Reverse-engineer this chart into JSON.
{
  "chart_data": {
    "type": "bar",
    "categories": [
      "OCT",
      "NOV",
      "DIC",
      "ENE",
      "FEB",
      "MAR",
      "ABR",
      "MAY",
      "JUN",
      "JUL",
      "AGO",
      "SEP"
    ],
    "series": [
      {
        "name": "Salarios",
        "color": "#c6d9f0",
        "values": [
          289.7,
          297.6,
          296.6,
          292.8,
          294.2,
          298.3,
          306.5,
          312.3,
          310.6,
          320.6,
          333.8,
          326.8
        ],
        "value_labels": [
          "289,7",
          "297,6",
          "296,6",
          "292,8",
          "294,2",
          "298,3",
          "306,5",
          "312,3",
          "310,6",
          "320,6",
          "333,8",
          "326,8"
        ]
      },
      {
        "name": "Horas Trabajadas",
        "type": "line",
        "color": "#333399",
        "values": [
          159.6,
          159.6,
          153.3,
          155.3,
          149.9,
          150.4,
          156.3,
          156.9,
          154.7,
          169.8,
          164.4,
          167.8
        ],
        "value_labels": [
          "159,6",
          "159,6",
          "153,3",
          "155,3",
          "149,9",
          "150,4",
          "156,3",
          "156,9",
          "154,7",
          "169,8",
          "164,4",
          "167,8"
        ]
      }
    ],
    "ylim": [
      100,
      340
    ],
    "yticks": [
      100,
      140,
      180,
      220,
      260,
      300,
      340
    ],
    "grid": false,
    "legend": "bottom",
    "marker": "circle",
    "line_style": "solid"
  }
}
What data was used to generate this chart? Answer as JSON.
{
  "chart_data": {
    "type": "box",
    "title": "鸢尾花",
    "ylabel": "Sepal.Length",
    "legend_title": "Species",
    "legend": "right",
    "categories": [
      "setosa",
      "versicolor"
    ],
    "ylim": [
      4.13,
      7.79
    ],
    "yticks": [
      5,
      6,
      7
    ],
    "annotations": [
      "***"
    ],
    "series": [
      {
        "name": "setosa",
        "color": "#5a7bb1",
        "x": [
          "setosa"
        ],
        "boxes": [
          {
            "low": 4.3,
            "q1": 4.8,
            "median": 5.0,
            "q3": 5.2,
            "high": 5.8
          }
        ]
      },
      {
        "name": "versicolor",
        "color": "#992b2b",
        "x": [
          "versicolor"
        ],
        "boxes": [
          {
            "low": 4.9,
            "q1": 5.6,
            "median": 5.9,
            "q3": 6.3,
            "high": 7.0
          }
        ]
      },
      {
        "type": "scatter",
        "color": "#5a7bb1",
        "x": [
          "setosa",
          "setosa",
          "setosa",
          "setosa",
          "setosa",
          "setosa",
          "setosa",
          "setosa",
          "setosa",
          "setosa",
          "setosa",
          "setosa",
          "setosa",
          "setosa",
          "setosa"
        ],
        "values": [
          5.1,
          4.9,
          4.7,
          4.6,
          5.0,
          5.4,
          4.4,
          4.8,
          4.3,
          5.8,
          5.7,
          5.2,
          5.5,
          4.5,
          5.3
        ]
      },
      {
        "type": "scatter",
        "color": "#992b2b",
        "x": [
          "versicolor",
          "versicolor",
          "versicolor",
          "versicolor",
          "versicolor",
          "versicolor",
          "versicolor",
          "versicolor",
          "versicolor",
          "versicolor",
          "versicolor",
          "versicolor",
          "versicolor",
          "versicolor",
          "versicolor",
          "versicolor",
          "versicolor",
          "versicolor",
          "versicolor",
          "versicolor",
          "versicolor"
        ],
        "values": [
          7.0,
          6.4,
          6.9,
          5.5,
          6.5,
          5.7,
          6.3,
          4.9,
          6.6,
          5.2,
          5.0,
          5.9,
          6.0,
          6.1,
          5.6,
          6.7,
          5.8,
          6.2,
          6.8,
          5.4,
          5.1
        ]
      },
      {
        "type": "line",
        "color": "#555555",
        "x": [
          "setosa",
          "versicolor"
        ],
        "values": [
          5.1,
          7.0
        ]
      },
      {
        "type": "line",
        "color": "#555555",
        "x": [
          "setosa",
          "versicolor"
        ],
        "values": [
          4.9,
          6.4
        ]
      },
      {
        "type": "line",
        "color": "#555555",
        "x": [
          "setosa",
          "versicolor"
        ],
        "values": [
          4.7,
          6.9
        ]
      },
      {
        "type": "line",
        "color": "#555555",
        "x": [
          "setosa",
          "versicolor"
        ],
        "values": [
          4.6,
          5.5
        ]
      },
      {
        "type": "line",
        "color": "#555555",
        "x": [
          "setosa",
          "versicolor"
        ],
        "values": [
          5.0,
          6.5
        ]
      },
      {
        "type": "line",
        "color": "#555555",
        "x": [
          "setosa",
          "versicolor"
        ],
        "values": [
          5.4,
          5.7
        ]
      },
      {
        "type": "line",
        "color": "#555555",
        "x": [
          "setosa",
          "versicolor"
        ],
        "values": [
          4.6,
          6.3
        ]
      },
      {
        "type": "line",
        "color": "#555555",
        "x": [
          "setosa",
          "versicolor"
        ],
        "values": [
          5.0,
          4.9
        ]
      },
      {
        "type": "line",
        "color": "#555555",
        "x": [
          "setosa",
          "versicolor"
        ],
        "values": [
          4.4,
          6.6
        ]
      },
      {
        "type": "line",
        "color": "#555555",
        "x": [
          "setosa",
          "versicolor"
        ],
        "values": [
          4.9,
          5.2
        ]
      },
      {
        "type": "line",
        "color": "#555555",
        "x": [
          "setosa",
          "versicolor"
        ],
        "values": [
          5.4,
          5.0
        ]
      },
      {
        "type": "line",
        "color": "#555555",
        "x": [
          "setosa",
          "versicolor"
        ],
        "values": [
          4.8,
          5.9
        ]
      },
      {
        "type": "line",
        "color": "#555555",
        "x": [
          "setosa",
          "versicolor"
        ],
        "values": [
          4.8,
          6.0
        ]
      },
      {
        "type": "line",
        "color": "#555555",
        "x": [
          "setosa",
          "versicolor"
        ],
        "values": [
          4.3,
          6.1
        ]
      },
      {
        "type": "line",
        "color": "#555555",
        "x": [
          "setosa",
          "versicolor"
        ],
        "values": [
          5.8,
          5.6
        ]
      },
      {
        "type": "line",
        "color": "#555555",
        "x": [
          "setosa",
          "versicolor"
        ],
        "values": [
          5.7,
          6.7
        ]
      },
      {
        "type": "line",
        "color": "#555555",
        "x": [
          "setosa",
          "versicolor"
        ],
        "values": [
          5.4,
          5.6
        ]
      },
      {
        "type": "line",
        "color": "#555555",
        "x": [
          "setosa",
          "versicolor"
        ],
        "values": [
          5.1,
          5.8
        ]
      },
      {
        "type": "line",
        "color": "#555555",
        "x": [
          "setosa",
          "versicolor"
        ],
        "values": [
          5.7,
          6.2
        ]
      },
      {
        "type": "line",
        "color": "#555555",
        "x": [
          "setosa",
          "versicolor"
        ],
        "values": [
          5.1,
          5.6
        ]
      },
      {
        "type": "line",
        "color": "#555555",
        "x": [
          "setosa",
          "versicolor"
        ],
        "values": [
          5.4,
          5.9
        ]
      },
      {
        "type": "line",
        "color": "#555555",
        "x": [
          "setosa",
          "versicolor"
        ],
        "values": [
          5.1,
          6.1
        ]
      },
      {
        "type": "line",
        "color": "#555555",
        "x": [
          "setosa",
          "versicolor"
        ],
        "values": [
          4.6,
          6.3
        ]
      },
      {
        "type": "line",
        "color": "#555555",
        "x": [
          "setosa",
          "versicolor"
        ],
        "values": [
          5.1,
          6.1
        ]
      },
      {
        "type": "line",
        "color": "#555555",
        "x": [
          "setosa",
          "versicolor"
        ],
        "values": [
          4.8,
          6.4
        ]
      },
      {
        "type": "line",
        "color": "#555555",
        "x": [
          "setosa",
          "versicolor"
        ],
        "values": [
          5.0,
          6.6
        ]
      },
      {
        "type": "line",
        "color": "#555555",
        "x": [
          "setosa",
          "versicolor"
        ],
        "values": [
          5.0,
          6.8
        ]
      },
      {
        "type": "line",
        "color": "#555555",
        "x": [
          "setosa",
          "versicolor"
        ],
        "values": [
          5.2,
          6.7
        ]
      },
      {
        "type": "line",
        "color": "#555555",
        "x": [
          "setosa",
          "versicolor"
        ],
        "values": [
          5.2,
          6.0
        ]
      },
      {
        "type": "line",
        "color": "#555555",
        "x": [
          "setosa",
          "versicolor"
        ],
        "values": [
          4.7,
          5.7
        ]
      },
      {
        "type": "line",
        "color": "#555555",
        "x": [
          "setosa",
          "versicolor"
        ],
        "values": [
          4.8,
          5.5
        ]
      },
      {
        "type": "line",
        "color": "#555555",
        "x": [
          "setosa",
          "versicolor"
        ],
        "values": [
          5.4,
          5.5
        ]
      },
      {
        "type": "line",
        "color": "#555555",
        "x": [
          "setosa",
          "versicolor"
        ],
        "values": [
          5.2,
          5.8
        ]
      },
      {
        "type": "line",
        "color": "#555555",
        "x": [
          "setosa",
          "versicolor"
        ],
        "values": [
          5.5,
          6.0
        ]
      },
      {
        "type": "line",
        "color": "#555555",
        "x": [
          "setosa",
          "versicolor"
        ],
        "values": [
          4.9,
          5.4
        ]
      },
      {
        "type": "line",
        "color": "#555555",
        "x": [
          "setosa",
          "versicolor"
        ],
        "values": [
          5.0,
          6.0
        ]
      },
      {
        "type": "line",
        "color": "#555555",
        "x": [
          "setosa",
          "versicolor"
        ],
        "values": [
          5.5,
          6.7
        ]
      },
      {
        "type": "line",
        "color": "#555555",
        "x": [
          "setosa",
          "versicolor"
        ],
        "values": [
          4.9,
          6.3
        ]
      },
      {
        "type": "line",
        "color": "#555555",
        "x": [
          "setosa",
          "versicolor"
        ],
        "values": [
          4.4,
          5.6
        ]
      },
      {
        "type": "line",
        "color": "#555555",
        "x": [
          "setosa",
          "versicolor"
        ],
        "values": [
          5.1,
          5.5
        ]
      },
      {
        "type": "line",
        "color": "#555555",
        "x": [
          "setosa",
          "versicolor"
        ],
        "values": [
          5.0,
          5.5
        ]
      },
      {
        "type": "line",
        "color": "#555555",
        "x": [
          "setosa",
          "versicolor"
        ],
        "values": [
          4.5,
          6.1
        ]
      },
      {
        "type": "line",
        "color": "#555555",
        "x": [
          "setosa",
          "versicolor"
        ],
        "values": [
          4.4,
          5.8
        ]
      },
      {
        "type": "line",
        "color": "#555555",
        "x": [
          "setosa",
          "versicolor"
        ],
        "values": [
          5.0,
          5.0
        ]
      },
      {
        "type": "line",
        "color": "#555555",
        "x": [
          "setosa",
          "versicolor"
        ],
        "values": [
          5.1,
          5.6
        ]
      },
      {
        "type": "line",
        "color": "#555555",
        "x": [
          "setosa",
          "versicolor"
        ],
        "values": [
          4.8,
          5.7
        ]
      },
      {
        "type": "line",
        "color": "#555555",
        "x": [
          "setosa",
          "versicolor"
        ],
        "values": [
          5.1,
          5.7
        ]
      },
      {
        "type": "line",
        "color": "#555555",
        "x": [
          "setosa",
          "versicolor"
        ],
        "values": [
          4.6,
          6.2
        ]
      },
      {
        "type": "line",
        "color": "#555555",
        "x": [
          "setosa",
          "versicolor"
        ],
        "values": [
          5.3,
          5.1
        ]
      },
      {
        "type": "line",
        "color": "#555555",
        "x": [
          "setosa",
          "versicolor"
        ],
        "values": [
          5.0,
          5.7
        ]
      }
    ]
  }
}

-- -- --

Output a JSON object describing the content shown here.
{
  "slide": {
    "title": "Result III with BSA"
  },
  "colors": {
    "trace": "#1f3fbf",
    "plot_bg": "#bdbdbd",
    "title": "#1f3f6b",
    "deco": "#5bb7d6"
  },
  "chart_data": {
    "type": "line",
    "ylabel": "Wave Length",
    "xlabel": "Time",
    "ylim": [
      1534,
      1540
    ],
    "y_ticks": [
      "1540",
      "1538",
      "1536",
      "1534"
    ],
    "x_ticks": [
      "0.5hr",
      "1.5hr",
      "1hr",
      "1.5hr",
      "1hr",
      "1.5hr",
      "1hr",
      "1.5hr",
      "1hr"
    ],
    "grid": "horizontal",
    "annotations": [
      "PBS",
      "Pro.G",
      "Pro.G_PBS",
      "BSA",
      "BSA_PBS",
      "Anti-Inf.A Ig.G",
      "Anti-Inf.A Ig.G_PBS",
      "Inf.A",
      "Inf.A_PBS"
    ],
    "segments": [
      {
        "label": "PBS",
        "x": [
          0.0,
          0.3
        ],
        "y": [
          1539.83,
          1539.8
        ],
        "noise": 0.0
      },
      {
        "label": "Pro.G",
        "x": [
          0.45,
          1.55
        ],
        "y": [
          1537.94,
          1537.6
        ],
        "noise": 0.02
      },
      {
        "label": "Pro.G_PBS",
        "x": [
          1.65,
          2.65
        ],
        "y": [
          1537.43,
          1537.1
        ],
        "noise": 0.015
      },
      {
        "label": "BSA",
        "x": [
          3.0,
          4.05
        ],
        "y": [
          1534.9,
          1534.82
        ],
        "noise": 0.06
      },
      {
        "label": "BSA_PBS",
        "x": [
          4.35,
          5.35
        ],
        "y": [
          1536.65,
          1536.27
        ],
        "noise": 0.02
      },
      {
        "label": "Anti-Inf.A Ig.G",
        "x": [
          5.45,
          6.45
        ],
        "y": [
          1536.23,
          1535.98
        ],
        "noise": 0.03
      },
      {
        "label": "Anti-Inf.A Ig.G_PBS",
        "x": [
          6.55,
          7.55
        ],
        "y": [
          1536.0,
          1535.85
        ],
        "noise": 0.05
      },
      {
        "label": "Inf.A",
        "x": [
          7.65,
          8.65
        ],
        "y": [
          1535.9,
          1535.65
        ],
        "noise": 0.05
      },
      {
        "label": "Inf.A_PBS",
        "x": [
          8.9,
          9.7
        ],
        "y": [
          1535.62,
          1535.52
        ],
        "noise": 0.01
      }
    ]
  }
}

-- -- --

### WHAT THE EXERCISE ASKS
Identify each line holding the string "Length", and copy it out.

### WRITTEN SOLUTION
    "ylabel": "Sepal.Length",
    "ylabel": "Wave Length",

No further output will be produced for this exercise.